--- Begin TASK MATERIAL ---

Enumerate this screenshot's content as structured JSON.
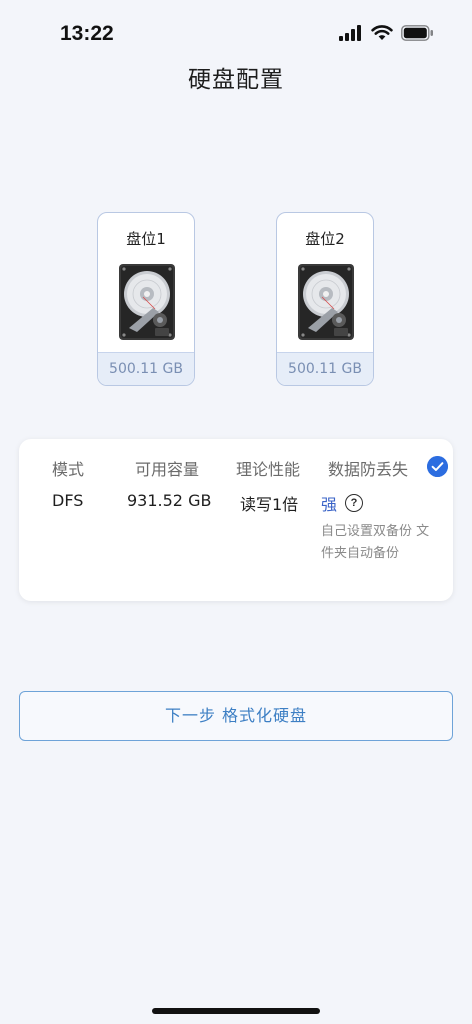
{
  "status_bar": {
    "time": "13:22",
    "icons": [
      "cellular-signal-icon",
      "wifi-icon",
      "battery-icon"
    ]
  },
  "header": {
    "title": "硬盘配置"
  },
  "disks": [
    {
      "label": "盘位1",
      "size": "500.11 GB",
      "icon": "hard-disk-icon"
    },
    {
      "label": "盘位2",
      "size": "500.11 GB",
      "icon": "hard-disk-icon"
    }
  ],
  "mode_card": {
    "headers": {
      "mode": "模式",
      "capacity": "可用容量",
      "performance": "理论性能",
      "protection": "数据防丢失"
    },
    "values": {
      "mode": "DFS",
      "capacity": "931.52 GB",
      "performance": "读写1倍",
      "protection": "强"
    },
    "description": "自己设置双备份 文件夹自动备份",
    "selected": true,
    "icons": [
      "help-icon",
      "check-icon"
    ]
  },
  "actions": {
    "next_label": "下一步 格式化硬盘"
  },
  "colors": {
    "background": "#f3f5fa",
    "accent": "#2c6de0",
    "button_border": "#6ea3d8",
    "button_text": "#3d7fc4",
    "disk_size_text": "#7a8fb3",
    "strong_text": "#3a63c7"
  }
}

--- End TASK MATERIAL ---

EXERCISE BRIEF - What comes back should match the records exactly, minus any pictures.

EXERCISE ANSWER -
Enumerate this screenshot's content as structured JSON.
{
  "status_bar": {
    "time": "13:22",
    "icons": [
      "cellular-signal-icon",
      "wifi-icon",
      "battery-icon"
    ]
  },
  "header": {
    "title": "硬盘配置"
  },
  "disks": [
    {
      "label": "盘位1",
      "size": "500.11 GB",
      "icon": "hard-disk-icon"
    },
    {
      "label": "盘位2",
      "size": "500.11 GB",
      "icon": "hard-disk-icon"
    }
  ],
  "mode_card": {
    "headers": {
      "mode": "模式",
      "capacity": "可用容量",
      "performance": "理论性能",
      "protection": "数据防丢失"
    },
    "values": {
      "mode": "DFS",
      "capacity": "931.52 GB",
      "performance": "读写1倍",
      "protection": "强"
    },
    "description": "自己设置双备份 文件夹自动备份",
    "selected": true,
    "icons": [
      "help-icon",
      "check-icon"
    ]
  },
  "actions": {
    "next_label": "下一步 格式化硬盘"
  },
  "colors": {
    "background": "#f3f5fa",
    "accent": "#2c6de0",
    "button_border": "#6ea3d8",
    "button_text": "#3d7fc4",
    "disk_size_text": "#7a8fb3",
    "strong_text": "#3a63c7"
  }
}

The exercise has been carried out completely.